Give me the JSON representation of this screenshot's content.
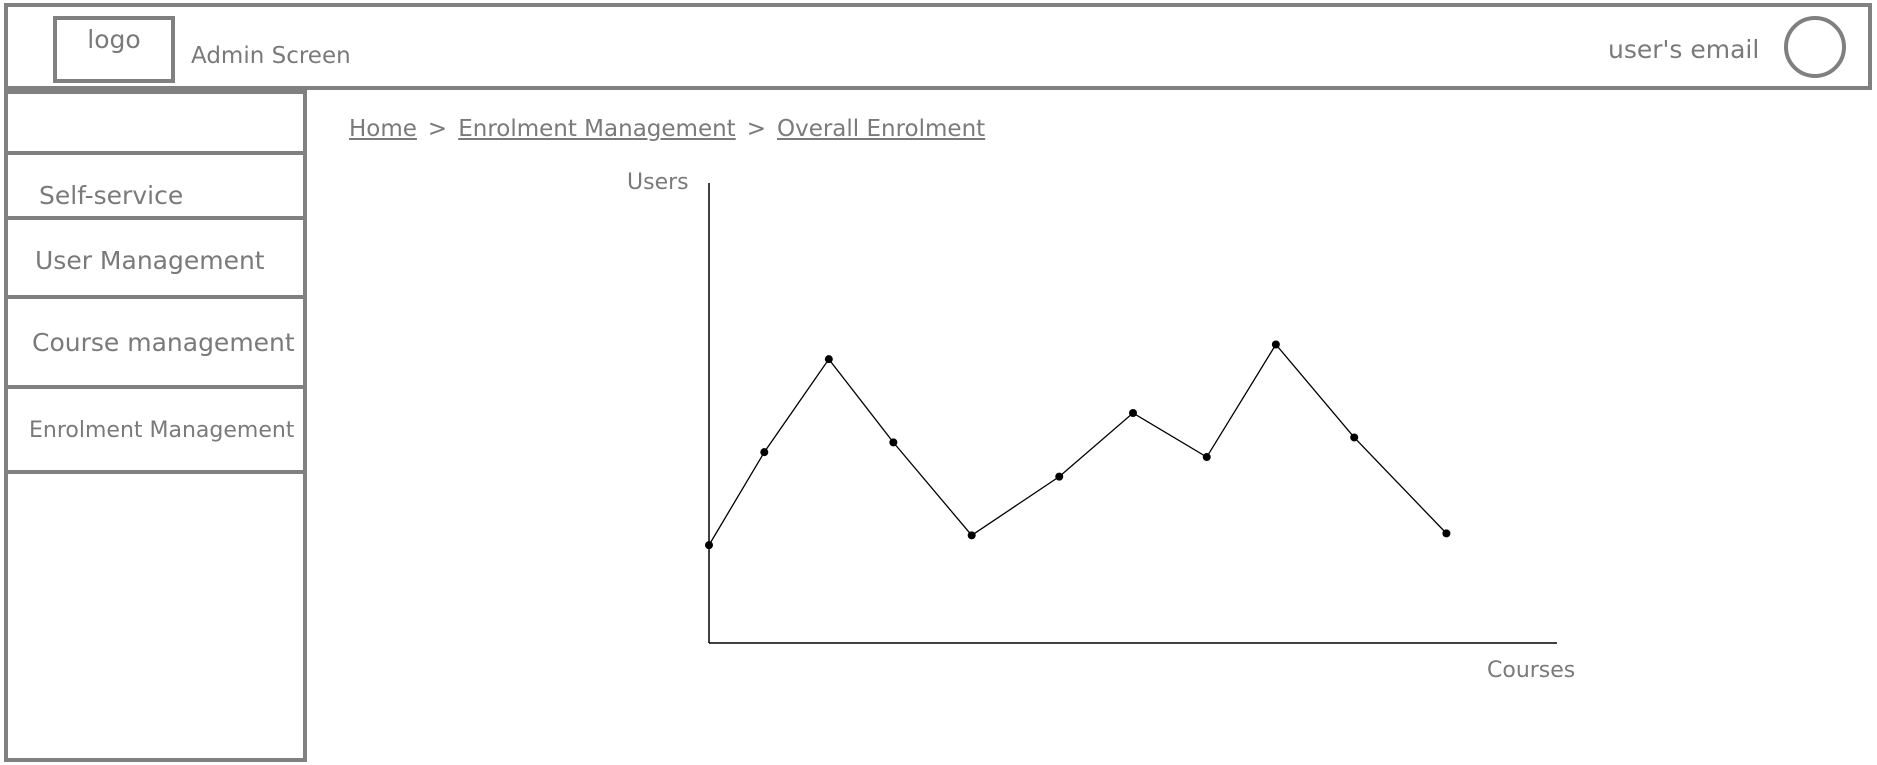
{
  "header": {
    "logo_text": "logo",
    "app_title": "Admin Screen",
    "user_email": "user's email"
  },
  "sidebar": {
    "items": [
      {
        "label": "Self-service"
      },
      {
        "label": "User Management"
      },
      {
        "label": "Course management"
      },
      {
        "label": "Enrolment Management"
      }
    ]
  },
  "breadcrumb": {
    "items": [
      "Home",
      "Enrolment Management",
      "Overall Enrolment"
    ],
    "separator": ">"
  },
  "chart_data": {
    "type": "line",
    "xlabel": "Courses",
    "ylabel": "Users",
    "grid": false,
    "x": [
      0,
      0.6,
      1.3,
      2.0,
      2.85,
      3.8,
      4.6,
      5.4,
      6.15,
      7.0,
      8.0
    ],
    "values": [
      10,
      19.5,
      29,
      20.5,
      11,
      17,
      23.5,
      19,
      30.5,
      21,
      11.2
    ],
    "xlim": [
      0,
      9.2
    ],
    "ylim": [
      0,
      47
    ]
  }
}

- **Given request**: Look through the records and gather each line with the word "Enrolment".

- **Written solution**:
        "label": "Enrolment Management"
      "Enrolment Management",
      "Overall Enrolment"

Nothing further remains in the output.